## To do:
Omit the pictures, please, and give each record below again exactly.
>> START
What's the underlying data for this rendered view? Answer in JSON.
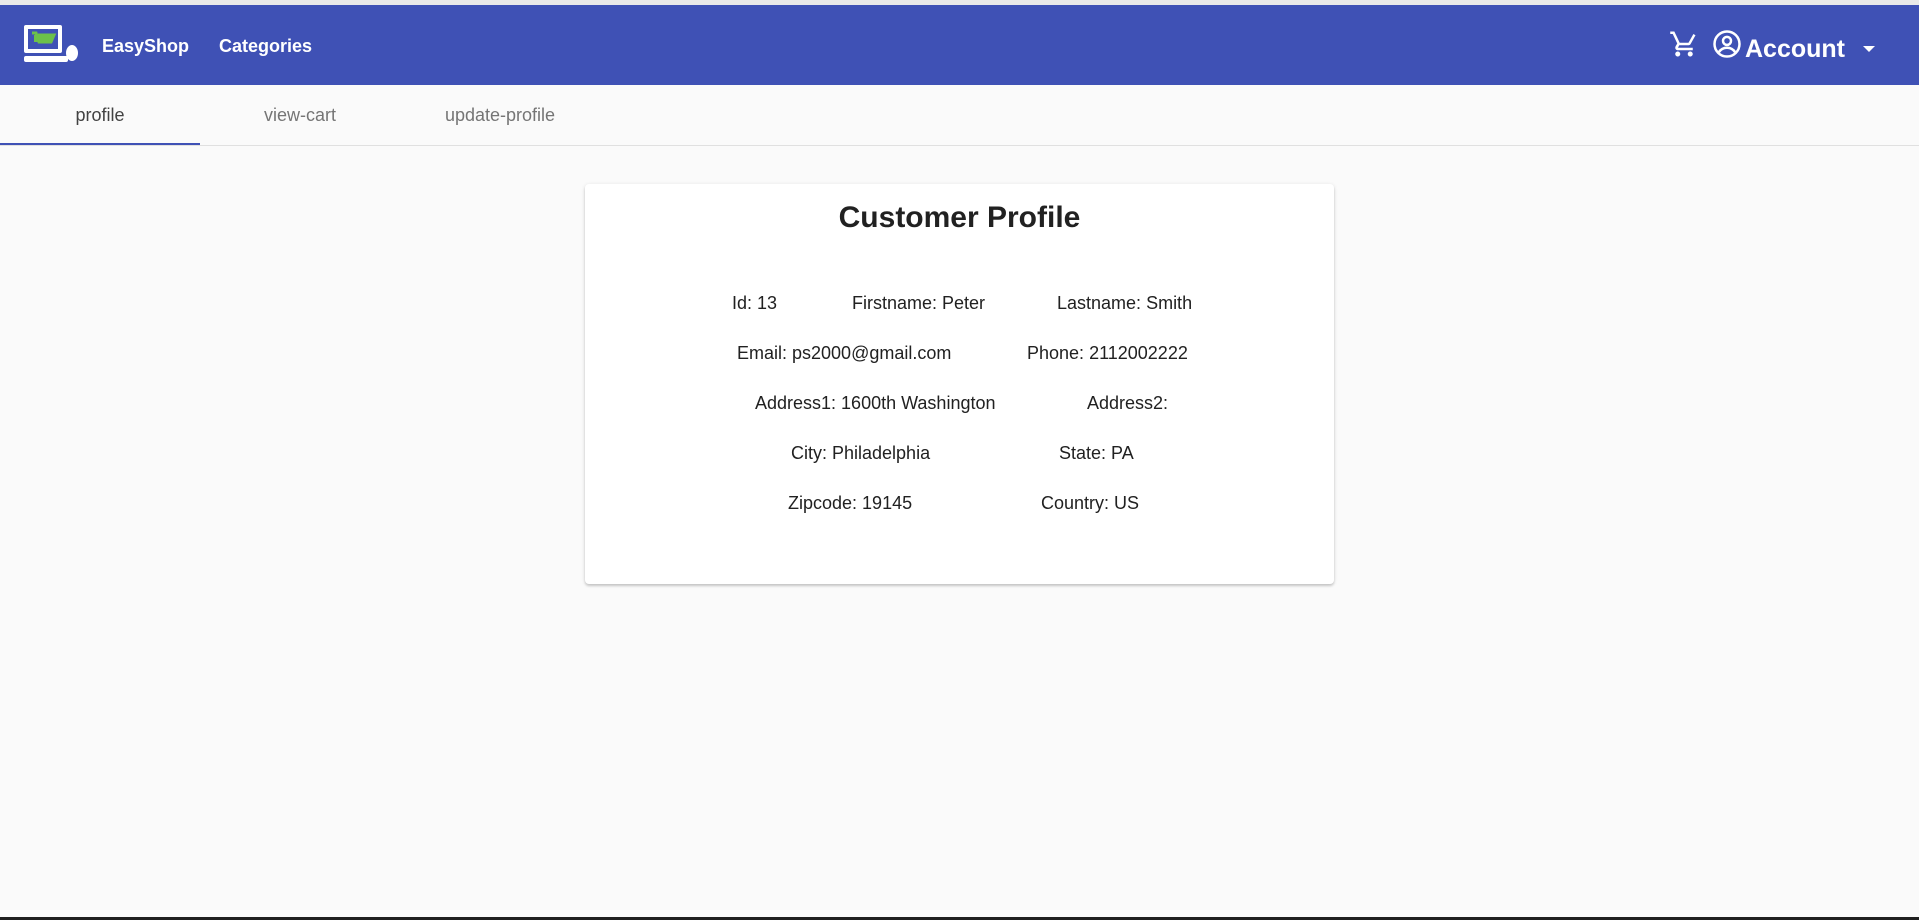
{
  "navbar": {
    "brand_label": "EasyShop",
    "categories_label": "Categories",
    "account_label": "Account",
    "icons": {
      "logo": "easyshop-logo",
      "cart": "shopping-cart-icon",
      "account": "account-circle-icon",
      "caret": "chevron-down-icon"
    },
    "colors": {
      "primary": "#3f51b5",
      "logo_green": "#6cc04a"
    }
  },
  "tabs": [
    {
      "label": "profile",
      "active": true
    },
    {
      "label": "view-cart",
      "active": false
    },
    {
      "label": "update-profile",
      "active": false
    }
  ],
  "profile": {
    "title": "Customer Profile",
    "fields": {
      "id": {
        "label": "Id:",
        "value": "13"
      },
      "firstname": {
        "label": "Firstname:",
        "value": "Peter"
      },
      "lastname": {
        "label": "Lastname:",
        "value": "Smith"
      },
      "email": {
        "label": "Email:",
        "value": "ps2000@gmail.com"
      },
      "phone": {
        "label": "Phone:",
        "value": "2112002222"
      },
      "address1": {
        "label": "Address1:",
        "value": "1600th Washington"
      },
      "address2": {
        "label": "Address2:",
        "value": ""
      },
      "city": {
        "label": "City:",
        "value": "Philadelphia"
      },
      "state": {
        "label": "State:",
        "value": "PA"
      },
      "zipcode": {
        "label": "Zipcode:",
        "value": "19145"
      },
      "country": {
        "label": "Country:",
        "value": "US"
      }
    }
  }
}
>> END
## Response:
What's the underlying data for this rendered view? Answer in JSON.
{
  "navbar": {
    "brand_label": "EasyShop",
    "categories_label": "Categories",
    "account_label": "Account",
    "icons": {
      "logo": "easyshop-logo",
      "cart": "shopping-cart-icon",
      "account": "account-circle-icon",
      "caret": "chevron-down-icon"
    },
    "colors": {
      "primary": "#3f51b5",
      "logo_green": "#6cc04a"
    }
  },
  "tabs": [
    {
      "label": "profile",
      "active": true
    },
    {
      "label": "view-cart",
      "active": false
    },
    {
      "label": "update-profile",
      "active": false
    }
  ],
  "profile": {
    "title": "Customer Profile",
    "fields": {
      "id": {
        "label": "Id:",
        "value": "13"
      },
      "firstname": {
        "label": "Firstname:",
        "value": "Peter"
      },
      "lastname": {
        "label": "Lastname:",
        "value": "Smith"
      },
      "email": {
        "label": "Email:",
        "value": "ps2000@gmail.com"
      },
      "phone": {
        "label": "Phone:",
        "value": "2112002222"
      },
      "address1": {
        "label": "Address1:",
        "value": "1600th Washington"
      },
      "address2": {
        "label": "Address2:",
        "value": ""
      },
      "city": {
        "label": "City:",
        "value": "Philadelphia"
      },
      "state": {
        "label": "State:",
        "value": "PA"
      },
      "zipcode": {
        "label": "Zipcode:",
        "value": "19145"
      },
      "country": {
        "label": "Country:",
        "value": "US"
      }
    }
  }
}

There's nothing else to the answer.